== Exercise task ==
Find every line in the records below that holds the word "response" and copy it.

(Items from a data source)
--- start ---
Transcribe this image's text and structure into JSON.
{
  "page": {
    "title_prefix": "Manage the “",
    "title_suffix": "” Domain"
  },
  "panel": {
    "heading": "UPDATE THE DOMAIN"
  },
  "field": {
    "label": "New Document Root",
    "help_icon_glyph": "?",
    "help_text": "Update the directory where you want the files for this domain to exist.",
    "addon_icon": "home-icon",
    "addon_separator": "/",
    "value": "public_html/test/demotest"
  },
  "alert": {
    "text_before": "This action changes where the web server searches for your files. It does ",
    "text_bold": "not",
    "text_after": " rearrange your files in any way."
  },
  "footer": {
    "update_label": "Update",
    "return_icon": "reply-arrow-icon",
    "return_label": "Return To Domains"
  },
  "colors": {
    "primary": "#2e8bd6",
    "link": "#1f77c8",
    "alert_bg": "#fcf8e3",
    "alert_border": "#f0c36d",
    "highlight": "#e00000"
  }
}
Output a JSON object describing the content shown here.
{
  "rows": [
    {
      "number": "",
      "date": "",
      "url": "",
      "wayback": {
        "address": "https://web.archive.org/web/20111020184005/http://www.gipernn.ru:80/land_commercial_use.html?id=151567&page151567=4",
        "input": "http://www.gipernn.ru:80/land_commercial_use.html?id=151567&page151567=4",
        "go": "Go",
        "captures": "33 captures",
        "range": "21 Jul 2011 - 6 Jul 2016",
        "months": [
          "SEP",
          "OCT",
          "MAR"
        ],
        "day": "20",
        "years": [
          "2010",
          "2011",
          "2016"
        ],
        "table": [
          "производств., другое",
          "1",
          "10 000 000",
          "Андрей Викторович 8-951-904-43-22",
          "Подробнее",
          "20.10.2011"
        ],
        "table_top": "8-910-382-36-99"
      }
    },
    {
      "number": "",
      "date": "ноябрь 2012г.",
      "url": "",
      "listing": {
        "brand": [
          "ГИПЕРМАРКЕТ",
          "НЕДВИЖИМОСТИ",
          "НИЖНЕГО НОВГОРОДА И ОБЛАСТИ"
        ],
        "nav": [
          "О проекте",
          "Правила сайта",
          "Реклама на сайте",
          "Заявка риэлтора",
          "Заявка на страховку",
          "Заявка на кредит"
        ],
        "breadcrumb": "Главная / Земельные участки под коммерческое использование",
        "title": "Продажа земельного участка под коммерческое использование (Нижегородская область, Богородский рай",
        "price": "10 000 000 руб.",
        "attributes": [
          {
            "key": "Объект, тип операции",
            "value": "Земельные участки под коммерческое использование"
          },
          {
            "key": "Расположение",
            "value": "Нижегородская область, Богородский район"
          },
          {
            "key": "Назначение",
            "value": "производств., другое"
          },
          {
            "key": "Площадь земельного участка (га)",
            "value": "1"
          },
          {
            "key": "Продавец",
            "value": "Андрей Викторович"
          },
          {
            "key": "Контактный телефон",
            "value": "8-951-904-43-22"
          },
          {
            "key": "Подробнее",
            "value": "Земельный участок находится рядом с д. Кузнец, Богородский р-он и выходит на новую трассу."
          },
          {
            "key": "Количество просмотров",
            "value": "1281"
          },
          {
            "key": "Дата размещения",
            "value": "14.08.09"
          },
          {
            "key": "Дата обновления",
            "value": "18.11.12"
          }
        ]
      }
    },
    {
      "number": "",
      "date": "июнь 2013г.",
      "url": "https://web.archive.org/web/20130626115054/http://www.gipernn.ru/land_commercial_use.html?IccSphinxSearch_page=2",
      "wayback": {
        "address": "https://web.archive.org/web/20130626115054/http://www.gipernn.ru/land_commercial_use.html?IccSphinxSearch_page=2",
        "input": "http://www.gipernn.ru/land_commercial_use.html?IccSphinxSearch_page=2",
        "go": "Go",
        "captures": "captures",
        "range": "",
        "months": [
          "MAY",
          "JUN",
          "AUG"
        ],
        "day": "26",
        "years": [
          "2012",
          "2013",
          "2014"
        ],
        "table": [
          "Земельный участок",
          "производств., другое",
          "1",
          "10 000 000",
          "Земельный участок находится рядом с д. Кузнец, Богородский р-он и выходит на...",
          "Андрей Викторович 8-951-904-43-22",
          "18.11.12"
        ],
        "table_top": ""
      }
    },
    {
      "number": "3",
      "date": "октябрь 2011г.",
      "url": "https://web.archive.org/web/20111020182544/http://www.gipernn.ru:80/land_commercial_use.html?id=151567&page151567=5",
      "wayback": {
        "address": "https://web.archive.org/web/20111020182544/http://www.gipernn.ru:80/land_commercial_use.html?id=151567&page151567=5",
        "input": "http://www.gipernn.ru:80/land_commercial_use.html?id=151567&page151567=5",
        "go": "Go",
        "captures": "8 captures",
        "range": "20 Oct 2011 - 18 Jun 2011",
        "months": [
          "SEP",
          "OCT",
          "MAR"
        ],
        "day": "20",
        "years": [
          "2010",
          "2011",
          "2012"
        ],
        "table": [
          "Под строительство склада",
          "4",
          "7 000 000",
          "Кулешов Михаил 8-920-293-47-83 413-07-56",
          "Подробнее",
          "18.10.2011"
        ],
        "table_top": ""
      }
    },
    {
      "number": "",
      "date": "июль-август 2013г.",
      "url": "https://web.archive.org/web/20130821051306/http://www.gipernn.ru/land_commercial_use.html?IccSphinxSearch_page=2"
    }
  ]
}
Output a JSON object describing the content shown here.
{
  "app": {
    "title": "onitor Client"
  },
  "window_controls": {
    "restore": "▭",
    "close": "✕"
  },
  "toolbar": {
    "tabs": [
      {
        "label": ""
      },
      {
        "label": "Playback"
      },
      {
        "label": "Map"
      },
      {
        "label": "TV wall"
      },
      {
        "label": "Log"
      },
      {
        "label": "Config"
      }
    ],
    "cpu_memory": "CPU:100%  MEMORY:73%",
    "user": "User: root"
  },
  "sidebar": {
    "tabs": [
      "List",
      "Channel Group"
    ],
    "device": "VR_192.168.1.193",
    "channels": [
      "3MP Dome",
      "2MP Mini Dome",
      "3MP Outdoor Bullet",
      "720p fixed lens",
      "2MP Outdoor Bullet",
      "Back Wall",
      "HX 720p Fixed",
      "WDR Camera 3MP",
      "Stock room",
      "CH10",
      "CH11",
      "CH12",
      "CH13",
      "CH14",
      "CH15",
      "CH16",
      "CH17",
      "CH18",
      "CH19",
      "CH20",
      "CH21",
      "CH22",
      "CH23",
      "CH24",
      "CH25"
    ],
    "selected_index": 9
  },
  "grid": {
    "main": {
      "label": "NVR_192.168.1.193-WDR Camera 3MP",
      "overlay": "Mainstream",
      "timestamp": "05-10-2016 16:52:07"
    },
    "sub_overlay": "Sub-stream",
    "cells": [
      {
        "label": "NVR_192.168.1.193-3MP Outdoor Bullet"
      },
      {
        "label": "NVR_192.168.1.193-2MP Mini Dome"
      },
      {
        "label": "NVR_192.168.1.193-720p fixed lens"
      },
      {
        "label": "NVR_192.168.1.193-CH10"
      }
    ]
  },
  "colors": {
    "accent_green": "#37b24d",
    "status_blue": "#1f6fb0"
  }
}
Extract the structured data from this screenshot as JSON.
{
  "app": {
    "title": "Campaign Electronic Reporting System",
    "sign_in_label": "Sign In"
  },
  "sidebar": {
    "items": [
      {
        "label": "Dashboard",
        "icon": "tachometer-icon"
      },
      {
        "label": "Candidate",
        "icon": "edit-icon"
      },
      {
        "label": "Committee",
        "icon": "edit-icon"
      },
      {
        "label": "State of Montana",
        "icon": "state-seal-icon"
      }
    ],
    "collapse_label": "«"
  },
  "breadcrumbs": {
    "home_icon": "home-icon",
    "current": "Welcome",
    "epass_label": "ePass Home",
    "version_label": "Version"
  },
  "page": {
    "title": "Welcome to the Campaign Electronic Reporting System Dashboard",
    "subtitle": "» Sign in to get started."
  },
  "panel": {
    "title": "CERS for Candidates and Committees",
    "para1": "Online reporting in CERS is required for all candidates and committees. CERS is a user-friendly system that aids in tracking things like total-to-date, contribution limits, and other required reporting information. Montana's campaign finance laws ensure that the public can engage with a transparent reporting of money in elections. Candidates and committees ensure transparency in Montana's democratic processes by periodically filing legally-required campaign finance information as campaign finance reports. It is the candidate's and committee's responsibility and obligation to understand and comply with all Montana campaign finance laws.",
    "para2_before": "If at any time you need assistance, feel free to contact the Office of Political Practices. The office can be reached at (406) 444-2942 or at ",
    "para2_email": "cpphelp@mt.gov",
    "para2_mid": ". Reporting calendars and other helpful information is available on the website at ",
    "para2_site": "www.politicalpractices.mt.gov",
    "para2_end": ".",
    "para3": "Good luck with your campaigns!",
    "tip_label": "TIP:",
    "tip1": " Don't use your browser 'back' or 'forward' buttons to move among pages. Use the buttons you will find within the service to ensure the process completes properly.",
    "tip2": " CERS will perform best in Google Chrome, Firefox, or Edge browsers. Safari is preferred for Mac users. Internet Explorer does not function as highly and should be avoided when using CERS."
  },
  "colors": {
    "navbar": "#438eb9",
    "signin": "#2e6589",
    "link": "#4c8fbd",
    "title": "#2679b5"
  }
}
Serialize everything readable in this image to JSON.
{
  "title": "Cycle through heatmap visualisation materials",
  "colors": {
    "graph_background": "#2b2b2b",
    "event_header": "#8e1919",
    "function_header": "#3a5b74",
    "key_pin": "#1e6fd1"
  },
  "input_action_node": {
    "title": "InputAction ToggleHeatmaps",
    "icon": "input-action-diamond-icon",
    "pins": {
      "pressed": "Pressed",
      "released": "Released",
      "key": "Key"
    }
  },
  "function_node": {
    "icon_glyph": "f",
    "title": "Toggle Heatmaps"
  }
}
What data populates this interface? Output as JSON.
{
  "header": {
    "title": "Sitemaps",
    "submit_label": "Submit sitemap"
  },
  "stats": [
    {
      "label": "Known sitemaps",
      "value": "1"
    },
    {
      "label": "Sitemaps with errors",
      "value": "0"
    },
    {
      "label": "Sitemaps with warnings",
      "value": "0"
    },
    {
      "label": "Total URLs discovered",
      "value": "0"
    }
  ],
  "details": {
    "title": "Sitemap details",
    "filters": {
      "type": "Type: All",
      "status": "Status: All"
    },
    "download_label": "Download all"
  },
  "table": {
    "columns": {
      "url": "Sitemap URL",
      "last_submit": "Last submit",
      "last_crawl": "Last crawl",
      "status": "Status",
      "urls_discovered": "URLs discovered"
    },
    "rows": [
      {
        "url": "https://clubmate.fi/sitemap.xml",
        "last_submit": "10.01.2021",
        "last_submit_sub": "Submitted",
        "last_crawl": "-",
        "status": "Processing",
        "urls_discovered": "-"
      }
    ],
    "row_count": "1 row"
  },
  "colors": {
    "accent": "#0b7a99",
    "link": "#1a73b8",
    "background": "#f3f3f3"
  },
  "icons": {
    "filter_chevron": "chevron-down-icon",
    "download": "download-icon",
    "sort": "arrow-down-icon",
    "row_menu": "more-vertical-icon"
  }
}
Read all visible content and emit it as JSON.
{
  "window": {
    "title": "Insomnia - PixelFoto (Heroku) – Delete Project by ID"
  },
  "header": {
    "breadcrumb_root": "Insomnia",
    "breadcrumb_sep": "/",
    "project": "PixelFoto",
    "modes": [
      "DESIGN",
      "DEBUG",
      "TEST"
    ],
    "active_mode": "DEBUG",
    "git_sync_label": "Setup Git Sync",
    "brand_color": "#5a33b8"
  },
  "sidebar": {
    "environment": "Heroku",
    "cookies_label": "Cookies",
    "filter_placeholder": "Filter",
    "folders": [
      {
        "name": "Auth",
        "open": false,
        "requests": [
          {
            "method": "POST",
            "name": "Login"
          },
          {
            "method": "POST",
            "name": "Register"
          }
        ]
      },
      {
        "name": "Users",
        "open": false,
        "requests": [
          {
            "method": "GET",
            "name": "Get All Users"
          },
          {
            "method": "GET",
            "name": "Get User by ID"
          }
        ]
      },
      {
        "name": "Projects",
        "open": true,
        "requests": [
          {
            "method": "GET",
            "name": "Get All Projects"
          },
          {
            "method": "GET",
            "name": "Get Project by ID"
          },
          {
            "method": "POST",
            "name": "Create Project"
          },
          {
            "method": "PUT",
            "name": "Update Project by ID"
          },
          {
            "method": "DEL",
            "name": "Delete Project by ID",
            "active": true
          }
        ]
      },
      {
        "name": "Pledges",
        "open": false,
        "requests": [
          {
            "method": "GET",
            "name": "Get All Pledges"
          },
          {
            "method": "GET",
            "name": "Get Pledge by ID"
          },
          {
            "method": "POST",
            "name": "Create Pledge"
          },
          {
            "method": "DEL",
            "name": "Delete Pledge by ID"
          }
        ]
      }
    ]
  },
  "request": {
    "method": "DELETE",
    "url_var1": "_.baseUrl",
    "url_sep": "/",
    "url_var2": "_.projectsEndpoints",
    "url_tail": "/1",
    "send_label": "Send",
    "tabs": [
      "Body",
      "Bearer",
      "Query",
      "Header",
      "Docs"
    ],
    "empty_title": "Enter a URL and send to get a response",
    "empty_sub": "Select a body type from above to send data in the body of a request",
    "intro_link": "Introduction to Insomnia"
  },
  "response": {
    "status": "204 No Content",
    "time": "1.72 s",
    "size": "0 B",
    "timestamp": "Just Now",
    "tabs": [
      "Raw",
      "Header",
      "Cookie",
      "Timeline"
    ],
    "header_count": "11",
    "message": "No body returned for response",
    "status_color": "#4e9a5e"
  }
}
--- end ---
== Answer ==
    "empty_title": "Enter a URL and send to get a response",
  "response": {
    "message": "No body returned for response",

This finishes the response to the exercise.